== SHORT TASK ==
Pick out every line holding the string "kind" and copy it.

== MATERIAL SHOWN ==
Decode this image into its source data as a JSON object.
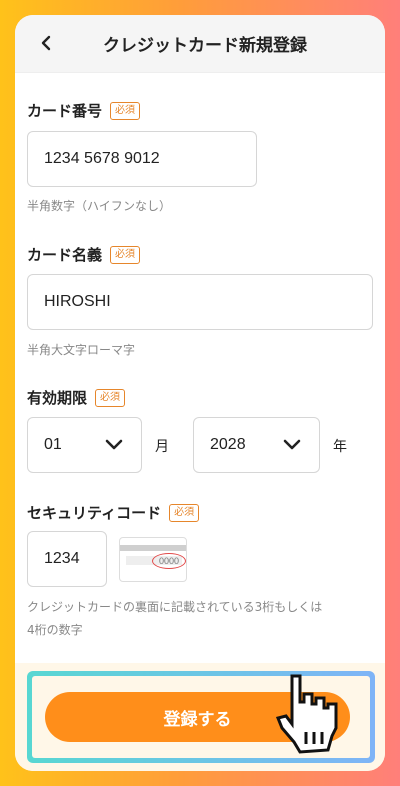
{
  "header": {
    "title": "クレジットカード新規登録"
  },
  "required_badge": "必須",
  "card_number": {
    "label": "カード番号",
    "value": "1234 5678 9012",
    "hint": "半角数字（ハイフンなし）"
  },
  "card_name": {
    "label": "カード名義",
    "value": "HIROSHI",
    "hint": "半角大文字ローマ字"
  },
  "expiry": {
    "label": "有効期限",
    "month": "01",
    "month_unit": "月",
    "year": "2028",
    "year_unit": "年"
  },
  "security": {
    "label": "セキュリティコード",
    "value": "1234",
    "card_example": "0000",
    "hint_line1": "クレジットカードの裏面に記載されている3桁もしくは",
    "hint_line2": "4桁の数字"
  },
  "submit": {
    "label": "登録する"
  },
  "colors": {
    "accent": "#ff8e1a",
    "required": "#e6862b"
  }
}
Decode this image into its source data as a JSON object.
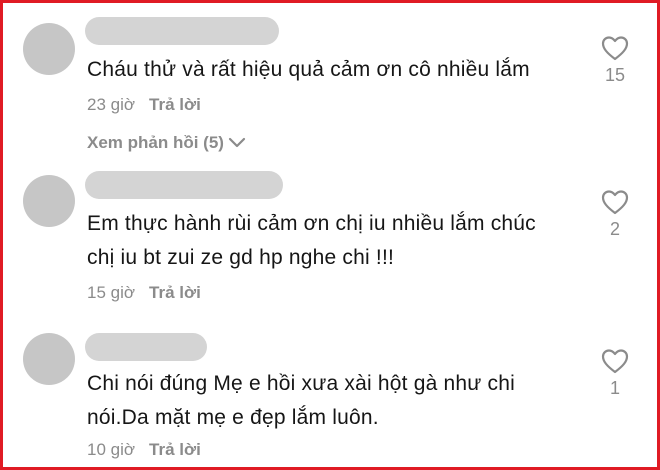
{
  "comments": [
    {
      "text_lines": [
        "Cháu thử và rất hiệu quả cảm ơn cô nhiều lắm"
      ],
      "time": "23 giờ",
      "reply_label": "Trả lời",
      "view_replies": "Xem phản hồi (5)",
      "likes": "15"
    },
    {
      "text_lines": [
        "Em thực hành rùi cảm ơn chị iu nhiều lắm chúc",
        "chị iu bt zui ze gd hp nghe chi !!!"
      ],
      "time": "15 giờ",
      "reply_label": "Trả lời",
      "likes": "2"
    },
    {
      "text_lines": [
        "Chi nói đúng Mẹ e hồi xưa xài hột gà như chi",
        "nói.Da mặt mẹ e đẹp lắm luôn."
      ],
      "time": "10 giờ",
      "reply_label": "Trả lời",
      "likes": "1"
    }
  ],
  "icons": {
    "like": "heart-outline-icon",
    "expand": "chevron-down-icon"
  },
  "colors": {
    "border": "#e01b24",
    "muted": "#8b8b8b",
    "avatar": "#c6c6c6"
  }
}
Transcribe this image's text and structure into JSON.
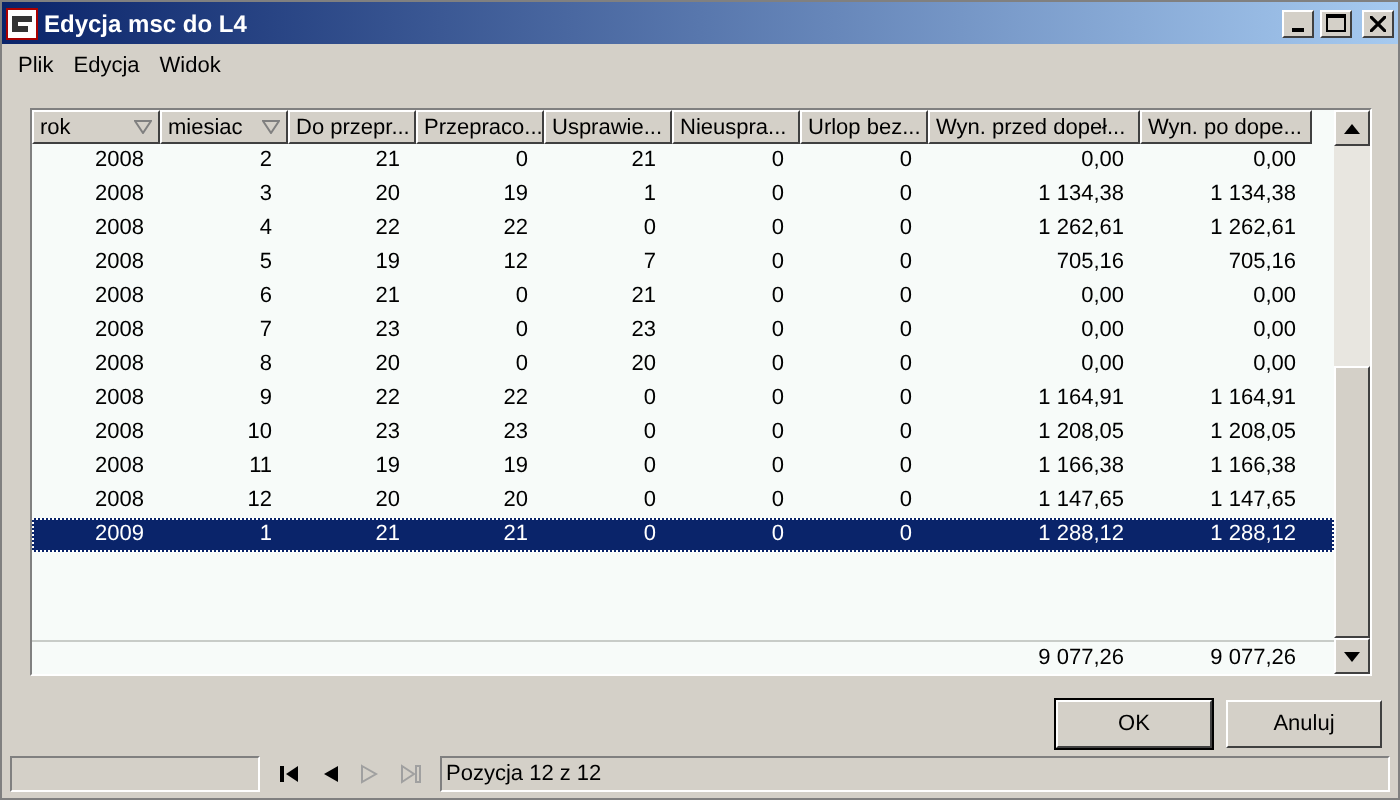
{
  "window": {
    "title": "Edycja msc do L4"
  },
  "menu": [
    {
      "label": "Plik"
    },
    {
      "label": "Edycja"
    },
    {
      "label": "Widok"
    }
  ],
  "table": {
    "columns": [
      {
        "label": "rok",
        "sortable": true
      },
      {
        "label": "miesiac",
        "sortable": true
      },
      {
        "label": "Do przepr..."
      },
      {
        "label": "Przepraco..."
      },
      {
        "label": "Usprawie..."
      },
      {
        "label": "Nieuspra..."
      },
      {
        "label": "Urlop bez..."
      },
      {
        "label": "Wyn. przed dopeł..."
      },
      {
        "label": "Wyn. po dope..."
      }
    ],
    "rows": [
      {
        "cells": [
          "2008",
          "2",
          "21",
          "0",
          "21",
          "0",
          "0",
          "0,00",
          "0,00"
        ],
        "selected": false
      },
      {
        "cells": [
          "2008",
          "3",
          "20",
          "19",
          "1",
          "0",
          "0",
          "1 134,38",
          "1 134,38"
        ],
        "selected": false
      },
      {
        "cells": [
          "2008",
          "4",
          "22",
          "22",
          "0",
          "0",
          "0",
          "1 262,61",
          "1 262,61"
        ],
        "selected": false
      },
      {
        "cells": [
          "2008",
          "5",
          "19",
          "12",
          "7",
          "0",
          "0",
          "705,16",
          "705,16"
        ],
        "selected": false
      },
      {
        "cells": [
          "2008",
          "6",
          "21",
          "0",
          "21",
          "0",
          "0",
          "0,00",
          "0,00"
        ],
        "selected": false
      },
      {
        "cells": [
          "2008",
          "7",
          "23",
          "0",
          "23",
          "0",
          "0",
          "0,00",
          "0,00"
        ],
        "selected": false
      },
      {
        "cells": [
          "2008",
          "8",
          "20",
          "0",
          "20",
          "0",
          "0",
          "0,00",
          "0,00"
        ],
        "selected": false
      },
      {
        "cells": [
          "2008",
          "9",
          "22",
          "22",
          "0",
          "0",
          "0",
          "1 164,91",
          "1 164,91"
        ],
        "selected": false
      },
      {
        "cells": [
          "2008",
          "10",
          "23",
          "23",
          "0",
          "0",
          "0",
          "1 208,05",
          "1 208,05"
        ],
        "selected": false
      },
      {
        "cells": [
          "2008",
          "11",
          "19",
          "19",
          "0",
          "0",
          "0",
          "1 166,38",
          "1 166,38"
        ],
        "selected": false
      },
      {
        "cells": [
          "2008",
          "12",
          "20",
          "20",
          "0",
          "0",
          "0",
          "1 147,65",
          "1 147,65"
        ],
        "selected": false
      },
      {
        "cells": [
          "2009",
          "1",
          "21",
          "21",
          "0",
          "0",
          "0",
          "1 288,12",
          "1 288,12"
        ],
        "selected": true
      }
    ],
    "totals": [
      "9 077,26",
      "9 077,26"
    ]
  },
  "buttons": [
    {
      "label": "OK",
      "default": true
    },
    {
      "label": "Anuluj",
      "default": false
    }
  ],
  "status_bar": {
    "navigation": [
      {
        "kind": "first",
        "disabled": false
      },
      {
        "kind": "prev",
        "disabled": false
      },
      {
        "kind": "next",
        "disabled": true
      },
      {
        "kind": "last",
        "disabled": true
      }
    ],
    "position": "Pozycja 12 z 12"
  }
}
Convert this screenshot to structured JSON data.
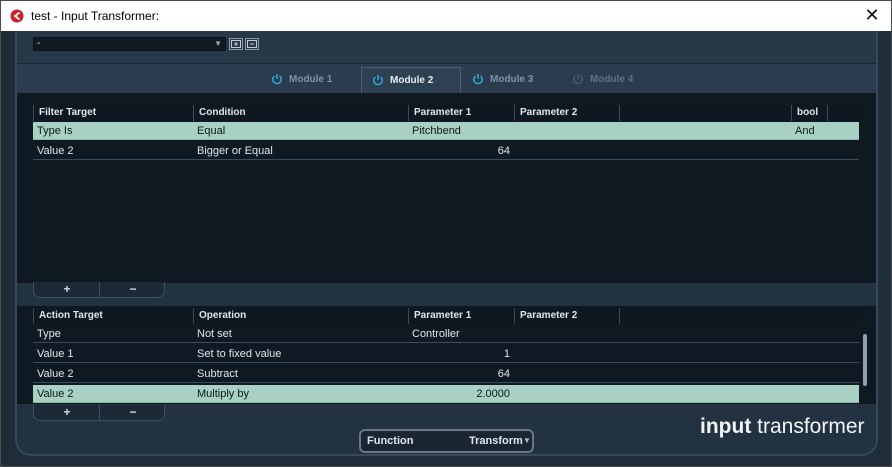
{
  "window": {
    "title": "test - Input Transformer:",
    "close_glyph": "✕"
  },
  "preset": {
    "value": "-"
  },
  "tabs": [
    {
      "label": "Module 1",
      "active": false
    },
    {
      "label": "Module 2",
      "active": true
    },
    {
      "label": "Module 3",
      "active": false
    },
    {
      "label": "Module 4",
      "active": false
    }
  ],
  "filter": {
    "headers": [
      "Filter Target",
      "Condition",
      "Parameter 1",
      "Parameter 2",
      "",
      "bool"
    ],
    "rows": [
      {
        "target": "Type Is",
        "condition": "Equal",
        "param1": "Pitchbend",
        "param2": "",
        "bool": "And",
        "selected": true
      },
      {
        "target": "Value 2",
        "condition": "Bigger or Equal",
        "param1": "64",
        "param2": "",
        "bool": "",
        "selected": false
      }
    ]
  },
  "action": {
    "headers": [
      "Action Target",
      "Operation",
      "Parameter 1",
      "Parameter 2",
      ""
    ],
    "rows": [
      {
        "target": "Type",
        "operation": "Not set",
        "param1": "Controller",
        "selected": false
      },
      {
        "target": "Value 1",
        "operation": "Set to fixed value",
        "param1": "1",
        "selected": false
      },
      {
        "target": "Value 2",
        "operation": "Subtract",
        "param1": "64",
        "selected": false
      },
      {
        "target": "Value 2",
        "operation": "Multiply by",
        "param1": "2.0000",
        "selected": true
      }
    ]
  },
  "buttons": {
    "add": "+",
    "remove": "−"
  },
  "function": {
    "label": "Function",
    "value": "Transform"
  },
  "brand": {
    "bold": "input",
    "rest": " transformer"
  },
  "colors": {
    "selected_row": "#a8d0c3",
    "accent_power": "#2fb0e0",
    "panel_bg": "#0f1922"
  }
}
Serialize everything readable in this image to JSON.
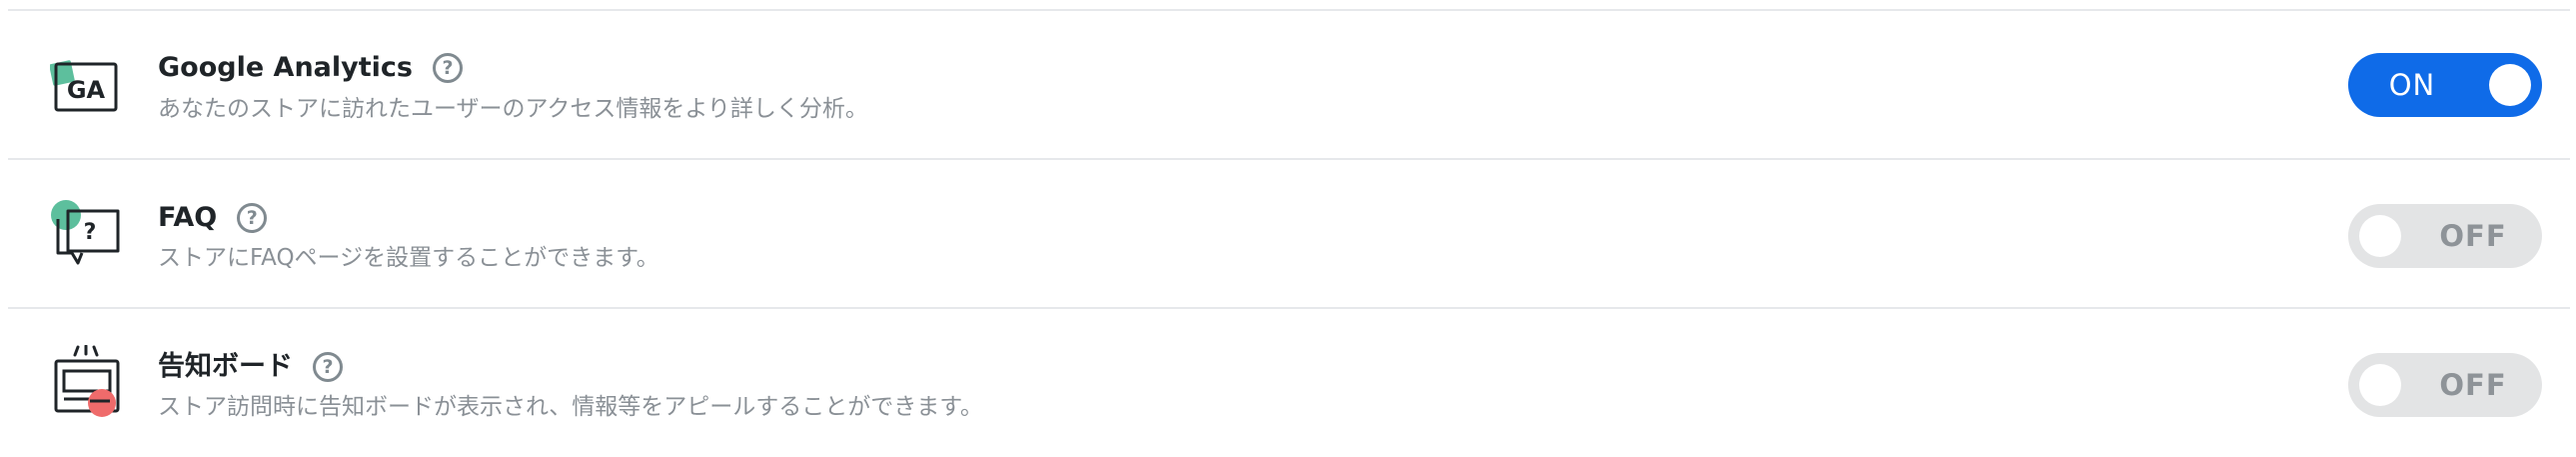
{
  "colors": {
    "accent": "#0f6be8",
    "toggle_off_bg": "#e3e4e5",
    "icon_green": "#5dbf9d",
    "icon_red": "#ef6b6b",
    "title_text": "#1f2428",
    "desc_text": "#8a9096",
    "divider": "#e6e8eb"
  },
  "help_glyph": "?",
  "apps": [
    {
      "icon": "google-analytics-icon",
      "icon_text": "GA",
      "title": "Google Analytics",
      "description": "あなたのストアに訪れたユーザーのアクセス情報をより詳しく分析。",
      "enabled": true,
      "toggle_label": "ON"
    },
    {
      "icon": "faq-chat-bubble-icon",
      "icon_text": "?",
      "title": "FAQ",
      "description": "ストアにFAQページを設置することができます。",
      "enabled": false,
      "toggle_label": "OFF"
    },
    {
      "icon": "notice-board-icon",
      "title": "告知ボード",
      "description": "ストア訪問時に告知ボードが表示され、情報等をアピールすることができます。",
      "enabled": false,
      "toggle_label": "OFF"
    }
  ]
}
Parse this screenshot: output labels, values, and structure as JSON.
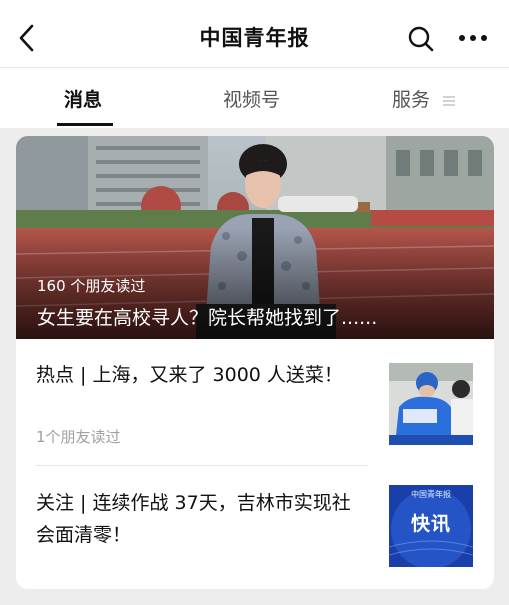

== RESPONSE ==
        "kind": "first",
        "kind": "prev",
        "kind": "next",
        "kind": "last",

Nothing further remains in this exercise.